> [Directive]: All of the listing below must be repeated word for word. Pictures are the only thing to omit.

··········

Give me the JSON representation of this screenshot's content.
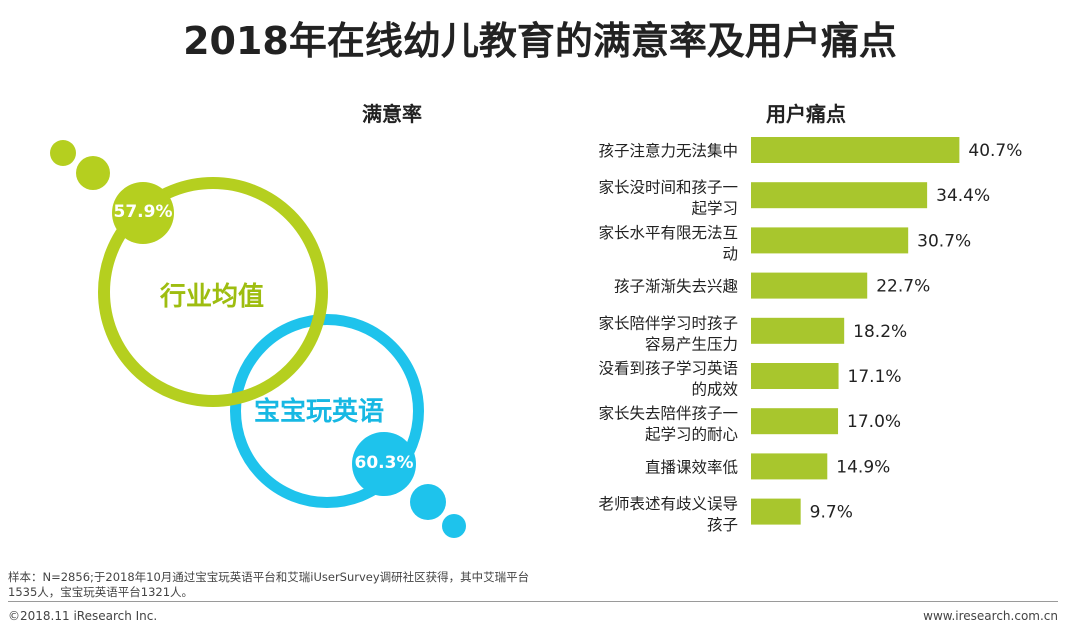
{
  "title": "2018年在线幼儿教育的满意率及用户痛点",
  "left_title": "满意率",
  "right_title": "用户痛点",
  "satisfaction": [
    {
      "label": "行业均值",
      "value_label": "57.9%",
      "value": 57.9,
      "color": "#b5cf1f"
    },
    {
      "label": "宝宝玩英语",
      "value_label": "60.3%",
      "value": 60.3,
      "color": "#1ec3ec"
    }
  ],
  "chart_data": {
    "type": "bar",
    "orientation": "horizontal",
    "title": "用户痛点",
    "categories": [
      [
        "孩子注意力无法集中"
      ],
      [
        "家长没时间和孩子一",
        "起学习"
      ],
      [
        "家长水平有限无法互",
        "动"
      ],
      [
        "孩子渐渐失去兴趣"
      ],
      [
        "家长陪伴学习时孩子",
        "容易产生压力"
      ],
      [
        "没看到孩子学习英语",
        "的成效"
      ],
      [
        "家长失去陪伴孩子一",
        "起学习的耐心"
      ],
      [
        "直播课效率低"
      ],
      [
        "老师表述有歧义误导",
        "孩子"
      ]
    ],
    "values": [
      40.7,
      34.4,
      30.7,
      22.7,
      18.2,
      17.1,
      17.0,
      14.9,
      9.7
    ],
    "value_labels": [
      "40.7%",
      "34.4%",
      "30.7%",
      "22.7%",
      "18.2%",
      "17.1%",
      "17.0%",
      "14.9%",
      "9.7%"
    ],
    "bar_color": "#a8c62d"
  },
  "footer": {
    "note": "样本：N=2856;于2018年10月通过宝宝玩英语平台和艾瑞iUserSurvey调研社区获得，其中艾瑞平台1535人，宝宝玩英语平台1321人。",
    "copyright": "©2018.11 iResearch Inc.",
    "website": "www.iresearch.com.cn"
  }
}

··········

> [Complete response]:
Give me the JSON representation of this screenshot's content.
{
  "title": "2018年在线幼儿教育的满意率及用户痛点",
  "left_title": "满意率",
  "right_title": "用户痛点",
  "satisfaction": [
    {
      "label": "行业均值",
      "value_label": "57.9%",
      "value": 57.9,
      "color": "#b5cf1f"
    },
    {
      "label": "宝宝玩英语",
      "value_label": "60.3%",
      "value": 60.3,
      "color": "#1ec3ec"
    }
  ],
  "chart_data": {
    "type": "bar",
    "orientation": "horizontal",
    "title": "用户痛点",
    "categories": [
      [
        "孩子注意力无法集中"
      ],
      [
        "家长没时间和孩子一",
        "起学习"
      ],
      [
        "家长水平有限无法互",
        "动"
      ],
      [
        "孩子渐渐失去兴趣"
      ],
      [
        "家长陪伴学习时孩子",
        "容易产生压力"
      ],
      [
        "没看到孩子学习英语",
        "的成效"
      ],
      [
        "家长失去陪伴孩子一",
        "起学习的耐心"
      ],
      [
        "直播课效率低"
      ],
      [
        "老师表述有歧义误导",
        "孩子"
      ]
    ],
    "values": [
      40.7,
      34.4,
      30.7,
      22.7,
      18.2,
      17.1,
      17.0,
      14.9,
      9.7
    ],
    "value_labels": [
      "40.7%",
      "34.4%",
      "30.7%",
      "22.7%",
      "18.2%",
      "17.1%",
      "17.0%",
      "14.9%",
      "9.7%"
    ],
    "bar_color": "#a8c62d"
  },
  "footer": {
    "note": "样本：N=2856;于2018年10月通过宝宝玩英语平台和艾瑞iUserSurvey调研社区获得，其中艾瑞平台1535人，宝宝玩英语平台1321人。",
    "copyright": "©2018.11 iResearch Inc.",
    "website": "www.iresearch.com.cn"
  }
}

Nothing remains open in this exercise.